Objective:
Scan the records for the word "icon". Copy each line that includes it.

Dataset records:

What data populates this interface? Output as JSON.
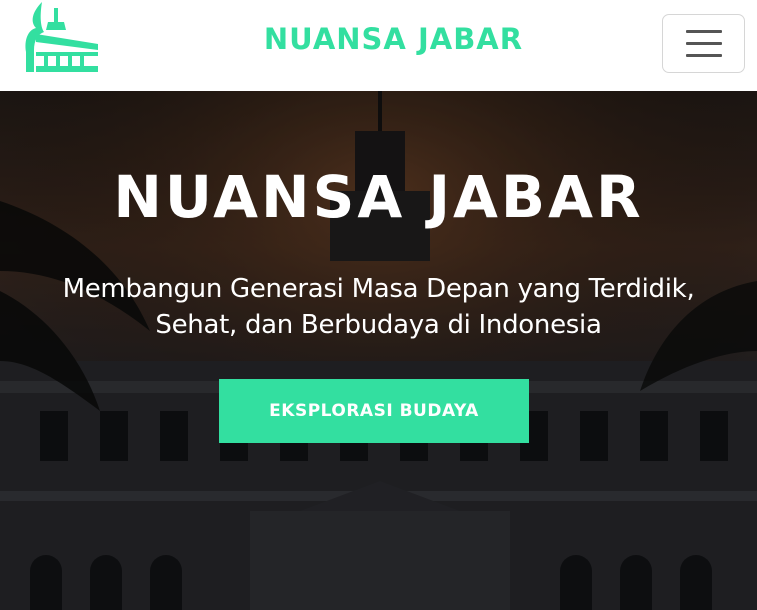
{
  "theme": {
    "accent": "#33dfa0"
  },
  "navbar": {
    "brand": "NUANSA JABAR",
    "logo_icon": "gedung-sate-logo-icon",
    "menu_icon": "hamburger-menu-icon"
  },
  "hero": {
    "title": "NUANSA JABAR",
    "subtitle": "Membangun Generasi Masa Depan yang Terdidik, Sehat, dan Berbudaya di Indonesia",
    "cta_label": "EKSPLORASI BUDAYA"
  }
}
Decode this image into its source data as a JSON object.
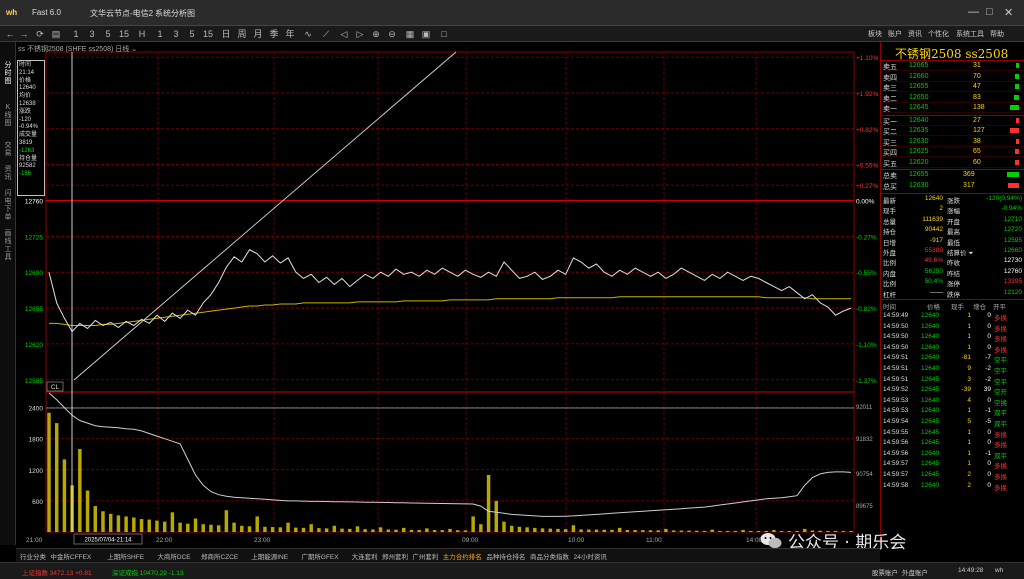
{
  "window": {
    "app_name": "Fast 6.0",
    "node": "文华云节点-电信2",
    "system": "系统分析图",
    "controls": [
      "—",
      "□",
      "✕"
    ]
  },
  "toolbar": {
    "right_menu": [
      "板块",
      "账户",
      "资讯",
      "个性化",
      "系统工具",
      "帮助"
    ]
  },
  "left_rail": [
    "分时图",
    "K线图",
    "交易",
    "资讯",
    "闪电下单",
    "画线工具"
  ],
  "chart_header": "ss 不锈钢2508 (SHFE ss2508)  日线 ⌄",
  "infobox": [
    {
      "text": "时间",
      "color": "#ddd"
    },
    {
      "text": "21:14",
      "color": "#ddd"
    },
    {
      "text": "价格",
      "color": "#ddd"
    },
    {
      "text": "12640",
      "color": "#ddd"
    },
    {
      "text": "均价",
      "color": "#ddd"
    },
    {
      "text": "12638",
      "color": "#ddd"
    },
    {
      "text": "涨跌",
      "color": "#ddd"
    },
    {
      "text": "-120",
      "color": "#ddd"
    },
    {
      "text": "-0.94%",
      "color": "#ddd"
    },
    {
      "text": "成交量",
      "color": "#ddd"
    },
    {
      "text": "3819",
      "color": "#ddd"
    },
    {
      "text": "-1263",
      "color": "#00e000"
    },
    {
      "text": "持仓量",
      "color": "#ddd"
    },
    {
      "text": "92582",
      "color": "#ddd"
    },
    {
      "text": "-186",
      "color": "#00e000"
    }
  ],
  "chart_data": {
    "type": "line",
    "y_price_labels": [
      {
        "value": 12760,
        "label": "12760"
      },
      {
        "value": 12725,
        "label": "12725"
      },
      {
        "value": 12690,
        "label": "12690"
      },
      {
        "value": 12655,
        "label": "12655"
      },
      {
        "value": 12620,
        "label": "12620"
      },
      {
        "value": 12585,
        "label": "12585"
      }
    ],
    "y_pct_labels": [
      {
        "value": 12900,
        "label": "+1.10%"
      },
      {
        "value": 12865,
        "label": "+1.92%"
      },
      {
        "value": 12830,
        "label": "+0.82%"
      },
      {
        "value": 12795,
        "label": "+0.55%"
      },
      {
        "value": 12775,
        "label": "+0.27%"
      },
      {
        "value": 12760,
        "label": "0.00%"
      },
      {
        "value": 12725,
        "label": "-0.27%"
      },
      {
        "value": 12690,
        "label": "-0.55%"
      },
      {
        "value": 12655,
        "label": "-0.82%"
      },
      {
        "value": 12620,
        "label": "-1.10%"
      },
      {
        "value": 12585,
        "label": "-1.37%"
      }
    ],
    "price_ylim": [
      12575,
      12905
    ],
    "ref_price": 12760,
    "vol_ylabels": [
      {
        "value": 2400,
        "label": "2400"
      },
      {
        "value": 1800,
        "label": "1800"
      },
      {
        "value": 1200,
        "label": "1200"
      },
      {
        "value": 600,
        "label": "600"
      }
    ],
    "oi_ylabels": [
      "92011",
      "91832",
      "90754",
      "89675"
    ],
    "vol_ylim": [
      0,
      2700
    ],
    "x_labels": [
      "21:00",
      "2025/07/04-21:14",
      "22:00",
      "23:00",
      "09:00",
      "10:00",
      "11:00",
      "14:00"
    ],
    "crosshair_label": "CL",
    "price": [
      12690,
      12660,
      12645,
      12632,
      12640,
      12635,
      12643,
      12638,
      12641,
      12636,
      12642,
      12638,
      12644,
      12640,
      12648,
      12642,
      12650,
      12645,
      12653,
      12648,
      12660,
      12668,
      12680,
      12695,
      12705,
      12700,
      12712,
      12708,
      12700,
      12706,
      12699,
      12704,
      12690,
      12684,
      12688,
      12680,
      12685,
      12678,
      12684,
      12676,
      12682,
      12688,
      12684,
      12690,
      12686,
      12693,
      12688,
      12690,
      12686,
      12692,
      12688,
      12694,
      12690,
      12686,
      12692,
      12688,
      12685,
      12690,
      12686,
      12700,
      12692,
      12684,
      12686,
      12690,
      12683,
      12686,
      12692,
      12688,
      12704,
      12700,
      12694,
      12698,
      12690,
      12686,
      12692,
      12688,
      12694,
      12690,
      12686,
      12690,
      12684,
      12688,
      12694,
      12690,
      12686,
      12682,
      12688,
      12684,
      12690,
      12686,
      12682,
      12686,
      12684,
      12680,
      12676,
      12672,
      12676,
      12670,
      12664,
      12668,
      12660,
      12656,
      12648,
      12652,
      12655
    ],
    "avg": [
      12640,
      12640,
      12639,
      12638,
      12638,
      12638,
      12638,
      12639,
      12639,
      12640,
      12641,
      12642,
      12643,
      12644,
      12645,
      12646,
      12647,
      12648,
      12649,
      12650,
      12651,
      12652,
      12653,
      12654,
      12655,
      12656,
      12657,
      12657,
      12658,
      12658,
      12659,
      12659,
      12659,
      12660,
      12660,
      12660,
      12660,
      12660,
      12660,
      12660,
      12661,
      12661,
      12661,
      12661,
      12661,
      12661,
      12662,
      12662,
      12662,
      12662,
      12662,
      12662,
      12663,
      12663,
      12663,
      12663,
      12663,
      12663,
      12664,
      12664,
      12664,
      12664,
      12664,
      12664,
      12664,
      12664,
      12665,
      12665,
      12665,
      12665,
      12665,
      12665,
      12665,
      12665,
      12666,
      12666,
      12666,
      12666,
      12666,
      12666,
      12666,
      12666,
      12666,
      12666,
      12666,
      12666,
      12666,
      12666,
      12666,
      12666,
      12666,
      12666,
      12666,
      12665,
      12665,
      12665,
      12665,
      12665,
      12665,
      12664,
      12664,
      12664,
      12664,
      12664,
      12664
    ],
    "open_interest": [
      2680,
      2550,
      2400,
      2250,
      2150,
      2100,
      2050,
      2030,
      2020,
      2010,
      1990,
      1980,
      1950,
      1900,
      1850,
      1800,
      1750,
      1700,
      1400,
      1100,
      900,
      780,
      720,
      690,
      670,
      660,
      650,
      640,
      630,
      620,
      610,
      600,
      600,
      595,
      590,
      590,
      588,
      585,
      583,
      580,
      578,
      575,
      572,
      570,
      568,
      565,
      563,
      560,
      558,
      555,
      552,
      550,
      548,
      545,
      542,
      540,
      500,
      400,
      380,
      360,
      340,
      330,
      320,
      310,
      300,
      300,
      300,
      305,
      310,
      320,
      330,
      340,
      350,
      360,
      370,
      380,
      390,
      400,
      410,
      420,
      430,
      440,
      450,
      460,
      470,
      480,
      500,
      520,
      540,
      560,
      580,
      600,
      620,
      640,
      650,
      660,
      680,
      700,
      900,
      1050,
      1120,
      1150,
      1160,
      1160,
      1150
    ],
    "volume": [
      2300,
      2100,
      1400,
      900,
      1600,
      800,
      500,
      400,
      350,
      320,
      300,
      280,
      250,
      240,
      220,
      200,
      380,
      180,
      160,
      260,
      150,
      140,
      130,
      420,
      180,
      120,
      110,
      300,
      100,
      95,
      90,
      180,
      85,
      80,
      150,
      75,
      70,
      120,
      65,
      60,
      110,
      55,
      50,
      90,
      48,
      45,
      80,
      42,
      40,
      70,
      38,
      36,
      60,
      34,
      32,
      300,
      150,
      1100,
      600,
      200,
      120,
      100,
      90,
      80,
      70,
      65,
      60,
      55,
      130,
      50,
      48,
      46,
      44,
      42,
      80,
      40,
      38,
      36,
      34,
      32,
      60,
      30,
      28,
      26,
      24,
      22,
      45,
      20,
      20,
      20,
      40,
      20,
      20,
      20,
      38,
      20,
      20,
      20,
      60,
      30,
      25,
      20,
      20,
      20,
      20
    ]
  },
  "right_panel": {
    "title": "不锈钢2508  ss2508",
    "asks": [
      {
        "name": "卖五",
        "price": "12665",
        "qty": "31",
        "bar": 3
      },
      {
        "name": "卖四",
        "price": "12660",
        "qty": "70",
        "bar": 4
      },
      {
        "name": "卖三",
        "price": "12655",
        "qty": "47",
        "bar": 4
      },
      {
        "name": "卖二",
        "price": "12650",
        "qty": "83",
        "bar": 5
      },
      {
        "name": "卖一",
        "price": "12645",
        "qty": "138",
        "bar": 9
      }
    ],
    "bids": [
      {
        "name": "买一",
        "price": "12640",
        "qty": "27",
        "bar": 3
      },
      {
        "name": "买二",
        "price": "12635",
        "qty": "127",
        "bar": 9
      },
      {
        "name": "买三",
        "price": "12630",
        "qty": "38",
        "bar": 3
      },
      {
        "name": "买四",
        "price": "12625",
        "qty": "65",
        "bar": 4
      },
      {
        "name": "买五",
        "price": "12620",
        "qty": "60",
        "bar": 4
      }
    ],
    "totals": [
      {
        "name": "总卖",
        "price": "12655",
        "qty": "369",
        "bar": 12,
        "color": "#00d000"
      },
      {
        "name": "总买",
        "price": "12630",
        "qty": "317",
        "bar": 11,
        "color": "#ff3030"
      }
    ],
    "stats": [
      {
        "l1": "最新",
        "v1": "12640",
        "c1": "#ffd700",
        "l2": "涨跌",
        "v2": "-120(0.94%)",
        "c2": "#00d000"
      },
      {
        "l1": "现手",
        "v1": "2",
        "c1": "#ffd700",
        "l2": "涨幅",
        "v2": "-0.94%",
        "c2": "#00d000"
      },
      {
        "l1": "总量",
        "v1": "111639",
        "c1": "#ffd700",
        "l2": "开盘",
        "v2": "12710",
        "c2": "#00d000"
      },
      {
        "l1": "持仓",
        "v1": "90442",
        "c1": "#ffd700",
        "l2": "最高",
        "v2": "12720",
        "c2": "#00d000"
      },
      {
        "l1": "日增",
        "v1": "-917",
        "c1": "#ffd700",
        "l2": "最低",
        "v2": "12595",
        "c2": "#00d000"
      },
      {
        "l1": "外盘",
        "v1": "55389",
        "c1": "#ff3030",
        "l2": "结算价 ⏷",
        "v2": "12660",
        "c2": "#00d000"
      },
      {
        "l1": "比例",
        "v1": "49.6%",
        "c1": "#ff3030",
        "l2": "昨收",
        "v2": "12730",
        "c2": "#ffffff"
      },
      {
        "l1": "内盘",
        "v1": "56250",
        "c1": "#00d000",
        "l2": "昨结",
        "v2": "12760",
        "c2": "#ffffff"
      },
      {
        "l1": "比例",
        "v1": "50.4%",
        "c1": "#00d000",
        "l2": "涨停",
        "v2": "13395",
        "c2": "#ff3030"
      },
      {
        "l1": "杠杆",
        "v1": "——",
        "c1": "#ffffff",
        "l2": "跌停",
        "v2": "12120",
        "c2": "#00d000"
      }
    ],
    "ticks_header": [
      "时间",
      "价格",
      "现手",
      "增仓",
      "开平"
    ],
    "ticks": [
      {
        "t": "14:59:49",
        "p": "12640",
        "v": "1",
        "d": "0",
        "k": "多换",
        "pc": "#00d000",
        "kc": "#ff3030"
      },
      {
        "t": "14:59:50",
        "p": "12640",
        "v": "1",
        "d": "0",
        "k": "多换",
        "pc": "#00d000",
        "kc": "#ff3030"
      },
      {
        "t": "14:59:50",
        "p": "12640",
        "v": "1",
        "d": "0",
        "k": "多换",
        "pc": "#00d000",
        "kc": "#ff3030"
      },
      {
        "t": "14:59:50",
        "p": "12640",
        "v": "1",
        "d": "0",
        "k": "多换",
        "pc": "#00d000",
        "kc": "#ff3030"
      },
      {
        "t": "14:59:51",
        "p": "12640",
        "v": "-81",
        "d": "-7",
        "k": "空平",
        "pc": "#00d000",
        "kc": "#00d000"
      },
      {
        "t": "14:59:51",
        "p": "12640",
        "v": "9",
        "d": "-2",
        "k": "空平",
        "pc": "#00d000",
        "kc": "#00d000"
      },
      {
        "t": "14:59:51",
        "p": "12645",
        "v": "3",
        "d": "-2",
        "k": "空平",
        "pc": "#00d000",
        "kc": "#00d000"
      },
      {
        "t": "14:59:52",
        "p": "12645",
        "v": "-39",
        "d": "39",
        "k": "空开",
        "pc": "#00d000",
        "kc": "#00d000"
      },
      {
        "t": "14:59:53",
        "p": "12640",
        "v": "4",
        "d": "0",
        "k": "空换",
        "pc": "#00d000",
        "kc": "#00d000"
      },
      {
        "t": "14:59:53",
        "p": "12640",
        "v": "1",
        "d": "-1",
        "k": "双平",
        "pc": "#00d000",
        "kc": "#00d000"
      },
      {
        "t": "14:59:54",
        "p": "12645",
        "v": "5",
        "d": "-5",
        "k": "双平",
        "pc": "#00d000",
        "kc": "#00d000"
      },
      {
        "t": "14:59:55",
        "p": "12645",
        "v": "1",
        "d": "0",
        "k": "多换",
        "pc": "#00d000",
        "kc": "#ff3030"
      },
      {
        "t": "14:59:56",
        "p": "12645",
        "v": "1",
        "d": "0",
        "k": "多换",
        "pc": "#00d000",
        "kc": "#ff3030"
      },
      {
        "t": "14:59:56",
        "p": "12640",
        "v": "1",
        "d": "-1",
        "k": "双平",
        "pc": "#00d000",
        "kc": "#00d000"
      },
      {
        "t": "14:59:57",
        "p": "12645",
        "v": "1",
        "d": "0",
        "k": "多换",
        "pc": "#00d000",
        "kc": "#ff3030"
      },
      {
        "t": "14:59:57",
        "p": "12645",
        "v": "2",
        "d": "0",
        "k": "多换",
        "pc": "#00d000",
        "kc": "#ff3030"
      },
      {
        "t": "14:59:58",
        "p": "12640",
        "v": "2",
        "d": "0",
        "k": "多换",
        "pc": "#00d000",
        "kc": "#ff3030"
      }
    ]
  },
  "bottom_tabs": [
    "行业分类",
    "中金所CFFEX",
    "上期所SHFE",
    "大商所DCE",
    "郑商所CZCE",
    "上期能源INE",
    "广期所GFEX",
    "大连套利",
    "郑州套利",
    "广州套利",
    "主力合约排名",
    "品种持仓排名",
    "商品分类指数",
    "24小时资讯"
  ],
  "active_tab": "主力合约排名",
  "status": {
    "sh_index": "上证指数 3472.13 +0.81",
    "sz_index": "深证成指 10470.29 -1.13",
    "right": [
      "股票账户",
      "外盘账户",
      "14:49:28",
      "wh"
    ]
  },
  "watermark": "公众号 · 期乐会",
  "colors": {
    "grid_red": "#8b0000",
    "grid_line": "#b00000",
    "price_line": "#e0e0e0",
    "avg_line": "#c8b400",
    "volume_bar": "#b8a800",
    "gold": "#ffd700",
    "up": "#ff3030",
    "down": "#00d000"
  }
}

Solution to this exercise:
    "logo_icon": "gedung-sate-logo-icon",
    "menu_icon": "hamburger-menu-icon"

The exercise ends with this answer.